> _TASKS AND EXERCISES_:
A. In the sailing account, how high was the water in the bilge when it was checked?
B. Write the next part of the sailing account, starting after its final sentence.

I shook my head to try and flail off the fog of sleep, and unfortunately the first thing I saw, after I heard the loud beep, was the light indicating the bilge pump was going off.  A leaking boat and a faulty engine are not a combination you want to have on any boat anywhere, but especially not 100 miles from shore in some “stuff.”  That’s one too many onion layers for me.  I decided to wait to tell Phillip about the bilge pump light, though, until we handled our first emergency: Westie.  I checked around the engine, as Phillip manned the helm, for leaking raw water, coolant, etc. anything that would indicate our engine was struggling to cool himself.  Nothing.  We cranked again.  Waited and watched as the engine quickly came back to temp.  Phillip shifted into gear and not a few minutes later, Westie rang out again in protest, his temp needle quickly passing 180 and broaching 190.  Phillip shut the engine down, shaking his head.  We didn’t really have a good answer for it.  And, in the darkness of night, with most of our efforts geared toward handling the boat in those conditions, it didn’t seem we were going to be able to solve that particular puzzle right then and there.  We hoped the batteries wouldn’t drain to a life-threatening level before we could get sun once again on our solar panels and troubleshoot the problem the next morning in daylight.

I also then told Phillip about the bilge pump light I had seen go off.  “I saw it, too,” he responded.  I think both of us had momentarily withheld the information from each other hoping perhaps what we had seen hadn’t really happened, but now that we could both confirm it, it had to be true.  We considered the “rocky rolly water,” which on our boat is the water that accumulates in pockets unseen—we have yet to find them or find signs they are damaging anything in their accumulation, we hope and suspect it’s above the headliner—but it comes “rolling” out in various places only when the boat is “rocking” while underway.  Hence the name.  It’s a fairly harmless amount and, as I mentioned, we haven’t seen any deterioration in any critical area because of it.  Nothing like rotting our mast-step stringers or anything.  Ha!  What, too soon? ; )  And, while our boat is farily leak-free, it is not 100% in heavy rains and a heavy sea state and it’s likely it never will be.  There are just far too many tiny little screw holes and entry points to keep all water, when coming forcefully from all angles, out.  So, I checked the bilge.  The water was sitting below the top of our center keel bolt—a very low, non-alarming level—and didn’t seem to be rapidly increasing.  The bilge pump was also not going off frequently enough for either of us to even try to time it.  It must have been once every 45 minutes to an hour if I had to guess.  So, we attributed this, too, to a non-crucial issue and one we were similarly not going to be able to thoroughly investigate and solve in those conditions at night.  So, a little water intake and an overheating engine.  C’est la vie, for now.

> _GIVEN INFORMATION_:
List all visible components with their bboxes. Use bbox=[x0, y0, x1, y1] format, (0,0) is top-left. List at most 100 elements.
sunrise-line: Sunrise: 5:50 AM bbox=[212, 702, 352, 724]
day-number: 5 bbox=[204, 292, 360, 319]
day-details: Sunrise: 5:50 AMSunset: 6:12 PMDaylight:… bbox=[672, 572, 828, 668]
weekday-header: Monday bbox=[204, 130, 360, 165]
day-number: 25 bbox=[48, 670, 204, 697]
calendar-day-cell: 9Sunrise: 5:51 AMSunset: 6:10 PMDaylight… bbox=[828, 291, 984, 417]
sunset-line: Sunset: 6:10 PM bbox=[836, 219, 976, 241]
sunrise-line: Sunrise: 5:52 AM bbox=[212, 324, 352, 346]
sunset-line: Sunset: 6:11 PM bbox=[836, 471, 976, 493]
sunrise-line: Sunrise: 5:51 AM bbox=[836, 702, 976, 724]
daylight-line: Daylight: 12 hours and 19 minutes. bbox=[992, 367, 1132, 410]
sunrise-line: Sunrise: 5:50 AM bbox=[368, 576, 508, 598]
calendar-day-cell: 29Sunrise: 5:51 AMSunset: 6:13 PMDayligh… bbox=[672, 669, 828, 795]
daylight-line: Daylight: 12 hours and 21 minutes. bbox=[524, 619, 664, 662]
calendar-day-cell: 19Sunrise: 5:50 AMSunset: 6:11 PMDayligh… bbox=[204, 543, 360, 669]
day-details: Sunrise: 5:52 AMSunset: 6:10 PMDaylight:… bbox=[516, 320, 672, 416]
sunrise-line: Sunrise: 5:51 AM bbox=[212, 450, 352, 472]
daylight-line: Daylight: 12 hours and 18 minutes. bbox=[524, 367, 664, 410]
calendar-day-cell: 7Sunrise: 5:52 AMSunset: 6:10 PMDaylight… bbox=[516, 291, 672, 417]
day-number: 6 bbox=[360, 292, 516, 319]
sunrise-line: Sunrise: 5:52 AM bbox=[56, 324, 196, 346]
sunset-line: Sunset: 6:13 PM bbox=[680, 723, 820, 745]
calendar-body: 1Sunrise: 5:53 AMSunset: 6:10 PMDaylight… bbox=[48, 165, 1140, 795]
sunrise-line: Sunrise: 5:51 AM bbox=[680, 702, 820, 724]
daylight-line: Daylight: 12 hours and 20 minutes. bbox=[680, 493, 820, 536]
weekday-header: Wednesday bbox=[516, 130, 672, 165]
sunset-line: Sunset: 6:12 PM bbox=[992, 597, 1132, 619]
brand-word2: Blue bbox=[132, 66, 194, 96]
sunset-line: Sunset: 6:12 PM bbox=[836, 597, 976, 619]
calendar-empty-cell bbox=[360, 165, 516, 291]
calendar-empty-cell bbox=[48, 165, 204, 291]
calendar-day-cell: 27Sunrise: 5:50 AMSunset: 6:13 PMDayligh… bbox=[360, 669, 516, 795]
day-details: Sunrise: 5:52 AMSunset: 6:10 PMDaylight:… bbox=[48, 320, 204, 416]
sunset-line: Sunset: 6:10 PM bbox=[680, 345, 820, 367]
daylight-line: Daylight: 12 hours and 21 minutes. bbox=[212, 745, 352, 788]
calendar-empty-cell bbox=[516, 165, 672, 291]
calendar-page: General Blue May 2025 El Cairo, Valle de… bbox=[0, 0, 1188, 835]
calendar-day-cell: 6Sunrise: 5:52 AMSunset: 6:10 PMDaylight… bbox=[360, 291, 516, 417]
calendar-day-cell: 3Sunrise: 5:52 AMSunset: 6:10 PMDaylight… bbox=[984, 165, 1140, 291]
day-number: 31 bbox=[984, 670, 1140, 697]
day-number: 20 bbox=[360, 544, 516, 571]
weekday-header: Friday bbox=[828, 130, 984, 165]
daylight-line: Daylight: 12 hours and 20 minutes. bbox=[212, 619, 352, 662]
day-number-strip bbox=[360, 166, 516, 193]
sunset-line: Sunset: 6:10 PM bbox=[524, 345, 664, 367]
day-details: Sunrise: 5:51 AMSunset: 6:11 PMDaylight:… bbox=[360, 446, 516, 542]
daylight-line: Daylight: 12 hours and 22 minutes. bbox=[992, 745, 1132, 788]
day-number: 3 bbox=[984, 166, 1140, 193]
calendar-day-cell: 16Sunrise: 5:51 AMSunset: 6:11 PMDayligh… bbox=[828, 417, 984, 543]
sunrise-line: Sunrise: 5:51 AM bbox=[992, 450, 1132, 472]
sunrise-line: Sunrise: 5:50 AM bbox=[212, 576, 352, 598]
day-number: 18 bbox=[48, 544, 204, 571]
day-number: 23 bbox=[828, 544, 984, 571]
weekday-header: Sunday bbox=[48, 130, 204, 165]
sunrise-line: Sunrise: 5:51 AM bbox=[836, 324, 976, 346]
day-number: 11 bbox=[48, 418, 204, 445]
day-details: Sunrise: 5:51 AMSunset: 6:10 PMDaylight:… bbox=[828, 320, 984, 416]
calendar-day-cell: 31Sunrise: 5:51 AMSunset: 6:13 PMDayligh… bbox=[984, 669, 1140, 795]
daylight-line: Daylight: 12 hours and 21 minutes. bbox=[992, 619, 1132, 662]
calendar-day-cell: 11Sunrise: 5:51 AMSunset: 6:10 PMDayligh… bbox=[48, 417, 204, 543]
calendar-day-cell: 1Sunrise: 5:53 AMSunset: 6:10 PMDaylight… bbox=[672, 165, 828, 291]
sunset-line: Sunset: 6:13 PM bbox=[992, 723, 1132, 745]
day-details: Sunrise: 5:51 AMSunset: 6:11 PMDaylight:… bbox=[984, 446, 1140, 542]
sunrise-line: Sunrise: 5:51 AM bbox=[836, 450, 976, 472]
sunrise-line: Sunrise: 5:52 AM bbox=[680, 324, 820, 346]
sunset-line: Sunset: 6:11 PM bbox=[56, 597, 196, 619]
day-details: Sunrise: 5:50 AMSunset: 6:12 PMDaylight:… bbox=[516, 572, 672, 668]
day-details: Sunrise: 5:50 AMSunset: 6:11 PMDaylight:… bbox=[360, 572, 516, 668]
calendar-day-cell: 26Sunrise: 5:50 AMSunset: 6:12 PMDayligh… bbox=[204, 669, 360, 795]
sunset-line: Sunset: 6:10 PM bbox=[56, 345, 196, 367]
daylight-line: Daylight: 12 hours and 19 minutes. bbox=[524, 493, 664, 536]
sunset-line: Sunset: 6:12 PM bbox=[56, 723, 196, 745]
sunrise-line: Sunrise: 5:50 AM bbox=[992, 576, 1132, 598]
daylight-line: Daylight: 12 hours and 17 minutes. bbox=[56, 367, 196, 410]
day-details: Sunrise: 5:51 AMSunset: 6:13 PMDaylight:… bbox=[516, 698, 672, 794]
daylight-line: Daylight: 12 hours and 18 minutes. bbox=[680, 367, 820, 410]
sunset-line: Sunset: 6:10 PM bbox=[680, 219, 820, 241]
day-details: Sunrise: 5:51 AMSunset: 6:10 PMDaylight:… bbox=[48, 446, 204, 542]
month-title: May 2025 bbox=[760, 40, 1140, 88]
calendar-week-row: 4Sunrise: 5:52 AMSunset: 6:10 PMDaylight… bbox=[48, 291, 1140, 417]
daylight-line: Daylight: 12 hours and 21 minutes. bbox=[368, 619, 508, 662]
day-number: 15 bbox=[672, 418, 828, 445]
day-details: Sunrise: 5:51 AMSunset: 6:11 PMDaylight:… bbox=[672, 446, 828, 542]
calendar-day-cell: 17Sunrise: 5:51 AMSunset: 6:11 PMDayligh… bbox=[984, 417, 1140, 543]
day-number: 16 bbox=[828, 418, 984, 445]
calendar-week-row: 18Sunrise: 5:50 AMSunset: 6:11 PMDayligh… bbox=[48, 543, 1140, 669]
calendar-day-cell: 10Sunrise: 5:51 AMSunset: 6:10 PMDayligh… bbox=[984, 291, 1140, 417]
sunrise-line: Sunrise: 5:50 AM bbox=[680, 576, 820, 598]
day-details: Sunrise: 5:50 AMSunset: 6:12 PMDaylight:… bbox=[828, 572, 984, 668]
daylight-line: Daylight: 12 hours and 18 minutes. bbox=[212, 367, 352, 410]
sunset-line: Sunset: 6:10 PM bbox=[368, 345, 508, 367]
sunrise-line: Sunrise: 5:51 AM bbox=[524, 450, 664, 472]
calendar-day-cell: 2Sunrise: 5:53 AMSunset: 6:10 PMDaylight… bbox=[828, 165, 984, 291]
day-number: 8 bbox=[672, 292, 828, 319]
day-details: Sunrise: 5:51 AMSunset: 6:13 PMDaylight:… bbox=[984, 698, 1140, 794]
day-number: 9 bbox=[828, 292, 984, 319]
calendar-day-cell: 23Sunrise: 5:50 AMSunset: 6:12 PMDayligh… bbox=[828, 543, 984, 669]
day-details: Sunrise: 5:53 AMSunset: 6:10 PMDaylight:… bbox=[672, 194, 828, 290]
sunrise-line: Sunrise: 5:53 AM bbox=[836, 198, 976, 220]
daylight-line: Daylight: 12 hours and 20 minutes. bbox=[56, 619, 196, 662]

> _TASK RESULTS_:
A. It was below the top of the center keel bolt.

B.
After assessing the bilge situation, Phillip settled in to hold the rest of his shift and I headed back down below to indulge the rest of my sleep-shift.  The first few days of the voyage, and particularly during this 24-hour period, Phillip and I had been sleeping in full foulies as it took far more energy to get out of those nasty things than we needed to exert towards it.  And, if something were to occur topside that would require our immediate attention (a line chafing, a sail blowing out, etc.) it would be best if we were able to jump from the settee and immediately spring topside to handle it.  The loud crinkle and discomfort of sleeping in full third reef gear in no way hindered our ability to fall out of consciousness for two hours at a time, trust me.  Case in point: the minute my salty body crashed back on the settee I fell into a dead sleep.  When Phillip shook me to, I felt like it had been another mere ten minutes and he had unfortunately ran into another wake-the-crew-worthy problem right at the commencement of his shift.  Boy, was I wrong.

“It’s time for your shift babe,” he said as he continued to shake me.  I literally felt like I had been asleep for two minutes.  An hour and forty-five slipped by in an alarmingly-small spec of time.  As I sat up on the settee, I could feel that I was tired.  This was confirmed when I slipped on my pfd, dragged my body up the companionway stairs and sat down heavy behind the wheel.  It was going to be a long shift.  But we did have good news.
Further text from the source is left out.